Problem requirements — For each entry that follows, produce an exact copy.

Data supplied —
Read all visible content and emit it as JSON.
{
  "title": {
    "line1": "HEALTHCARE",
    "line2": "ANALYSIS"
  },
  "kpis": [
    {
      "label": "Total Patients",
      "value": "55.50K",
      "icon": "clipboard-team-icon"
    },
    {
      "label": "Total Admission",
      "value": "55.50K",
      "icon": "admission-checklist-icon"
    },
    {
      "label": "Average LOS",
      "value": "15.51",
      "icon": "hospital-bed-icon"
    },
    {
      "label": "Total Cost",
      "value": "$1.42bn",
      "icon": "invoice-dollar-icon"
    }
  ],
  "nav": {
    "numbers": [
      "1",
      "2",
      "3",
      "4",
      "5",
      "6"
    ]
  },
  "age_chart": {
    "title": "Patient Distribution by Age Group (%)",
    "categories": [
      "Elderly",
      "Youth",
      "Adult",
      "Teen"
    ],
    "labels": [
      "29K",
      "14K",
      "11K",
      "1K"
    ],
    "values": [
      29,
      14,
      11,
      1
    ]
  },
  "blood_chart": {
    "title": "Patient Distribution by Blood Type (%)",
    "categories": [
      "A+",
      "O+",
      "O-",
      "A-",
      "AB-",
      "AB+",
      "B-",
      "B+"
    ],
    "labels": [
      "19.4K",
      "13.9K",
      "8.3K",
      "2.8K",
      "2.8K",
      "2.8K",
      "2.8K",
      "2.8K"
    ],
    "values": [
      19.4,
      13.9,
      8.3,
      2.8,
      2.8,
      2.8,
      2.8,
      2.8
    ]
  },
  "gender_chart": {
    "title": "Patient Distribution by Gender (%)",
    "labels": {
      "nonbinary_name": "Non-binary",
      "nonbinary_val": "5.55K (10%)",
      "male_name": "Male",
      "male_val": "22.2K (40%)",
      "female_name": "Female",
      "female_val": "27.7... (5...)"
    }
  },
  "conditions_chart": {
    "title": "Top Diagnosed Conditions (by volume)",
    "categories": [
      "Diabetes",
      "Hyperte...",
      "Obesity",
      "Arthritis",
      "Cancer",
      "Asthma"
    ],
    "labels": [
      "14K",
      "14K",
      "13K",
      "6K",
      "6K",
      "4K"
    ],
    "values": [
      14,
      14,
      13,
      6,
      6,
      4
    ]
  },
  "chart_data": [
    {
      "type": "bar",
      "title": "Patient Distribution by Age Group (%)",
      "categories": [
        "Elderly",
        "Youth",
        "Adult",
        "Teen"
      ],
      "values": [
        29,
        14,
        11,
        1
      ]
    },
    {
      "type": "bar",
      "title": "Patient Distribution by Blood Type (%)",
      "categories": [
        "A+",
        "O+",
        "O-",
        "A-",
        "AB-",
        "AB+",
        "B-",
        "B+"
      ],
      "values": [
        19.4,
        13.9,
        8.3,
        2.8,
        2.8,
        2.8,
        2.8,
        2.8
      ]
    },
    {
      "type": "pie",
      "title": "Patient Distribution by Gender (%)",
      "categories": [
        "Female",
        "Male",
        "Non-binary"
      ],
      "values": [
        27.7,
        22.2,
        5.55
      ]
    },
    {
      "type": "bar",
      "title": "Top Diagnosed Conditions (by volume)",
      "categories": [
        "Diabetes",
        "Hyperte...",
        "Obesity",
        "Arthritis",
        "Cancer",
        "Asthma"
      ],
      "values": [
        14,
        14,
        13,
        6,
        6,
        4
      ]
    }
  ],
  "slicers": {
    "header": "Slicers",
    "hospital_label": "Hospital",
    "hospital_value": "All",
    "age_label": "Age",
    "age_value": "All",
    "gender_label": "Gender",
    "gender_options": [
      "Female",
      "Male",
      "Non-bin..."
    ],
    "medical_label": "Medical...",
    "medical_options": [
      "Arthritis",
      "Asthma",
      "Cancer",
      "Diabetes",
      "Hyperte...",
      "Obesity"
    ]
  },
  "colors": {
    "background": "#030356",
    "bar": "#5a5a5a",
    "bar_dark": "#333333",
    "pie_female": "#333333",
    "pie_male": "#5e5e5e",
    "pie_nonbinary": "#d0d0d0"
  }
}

Task result —
Read all visible content and emit it as JSON.
{
  "title": {
    "line1": "HEALTHCARE",
    "line2": "ANALYSIS"
  },
  "kpis": [
    {
      "label": "Total Patients",
      "value": "55.50K",
      "icon": "clipboard-team-icon"
    },
    {
      "label": "Total Admission",
      "value": "55.50K",
      "icon": "admission-checklist-icon"
    },
    {
      "label": "Average LOS",
      "value": "15.51",
      "icon": "hospital-bed-icon"
    },
    {
      "label": "Total Cost",
      "value": "$1.42bn",
      "icon": "invoice-dollar-icon"
    }
  ],
  "nav": {
    "numbers": [
      "1",
      "2",
      "3",
      "4",
      "5",
      "6"
    ]
  },
  "age_chart": {
    "title": "Patient Distribution by Age Group (%)",
    "categories": [
      "Elderly",
      "Youth",
      "Adult",
      "Teen"
    ],
    "labels": [
      "29K",
      "14K",
      "11K",
      "1K"
    ],
    "values": [
      29,
      14,
      11,
      1
    ]
  },
  "blood_chart": {
    "title": "Patient Distribution by Blood Type (%)",
    "categories": [
      "A+",
      "O+",
      "O-",
      "A-",
      "AB-",
      "AB+",
      "B-",
      "B+"
    ],
    "labels": [
      "19.4K",
      "13.9K",
      "8.3K",
      "2.8K",
      "2.8K",
      "2.8K",
      "2.8K",
      "2.8K"
    ],
    "values": [
      19.4,
      13.9,
      8.3,
      2.8,
      2.8,
      2.8,
      2.8,
      2.8
    ]
  },
  "gender_chart": {
    "title": "Patient Distribution by Gender (%)",
    "labels": {
      "nonbinary_name": "Non-binary",
      "nonbinary_val": "5.55K (10%)",
      "male_name": "Male",
      "male_val": "22.2K (40%)",
      "female_name": "Female",
      "female_val": "27.7... (5...)"
    }
  },
  "conditions_chart": {
    "title": "Top Diagnosed Conditions (by volume)",
    "categories": [
      "Diabetes",
      "Hyperte...",
      "Obesity",
      "Arthritis",
      "Cancer",
      "Asthma"
    ],
    "labels": [
      "14K",
      "14K",
      "13K",
      "6K",
      "6K",
      "4K"
    ],
    "values": [
      14,
      14,
      13,
      6,
      6,
      4
    ]
  },
  "chart_data": [
    {
      "type": "bar",
      "title": "Patient Distribution by Age Group (%)",
      "categories": [
        "Elderly",
        "Youth",
        "Adult",
        "Teen"
      ],
      "values": [
        29,
        14,
        11,
        1
      ]
    },
    {
      "type": "bar",
      "title": "Patient Distribution by Blood Type (%)",
      "categories": [
        "A+",
        "O+",
        "O-",
        "A-",
        "AB-",
        "AB+",
        "B-",
        "B+"
      ],
      "values": [
        19.4,
        13.9,
        8.3,
        2.8,
        2.8,
        2.8,
        2.8,
        2.8
      ]
    },
    {
      "type": "pie",
      "title": "Patient Distribution by Gender (%)",
      "categories": [
        "Female",
        "Male",
        "Non-binary"
      ],
      "values": [
        27.7,
        22.2,
        5.55
      ]
    },
    {
      "type": "bar",
      "title": "Top Diagnosed Conditions (by volume)",
      "categories": [
        "Diabetes",
        "Hyperte...",
        "Obesity",
        "Arthritis",
        "Cancer",
        "Asthma"
      ],
      "values": [
        14,
        14,
        13,
        6,
        6,
        4
      ]
    }
  ],
  "slicers": {
    "header": "Slicers",
    "hospital_label": "Hospital",
    "hospital_value": "All",
    "age_label": "Age",
    "age_value": "All",
    "gender_label": "Gender",
    "gender_options": [
      "Female",
      "Male",
      "Non-bin..."
    ],
    "medical_label": "Medical...",
    "medical_options": [
      "Arthritis",
      "Asthma",
      "Cancer",
      "Diabetes",
      "Hyperte...",
      "Obesity"
    ]
  },
  "colors": {
    "background": "#030356",
    "bar": "#5a5a5a",
    "bar_dark": "#333333",
    "pie_female": "#333333",
    "pie_male": "#5e5e5e",
    "pie_nonbinary": "#d0d0d0"
  }
}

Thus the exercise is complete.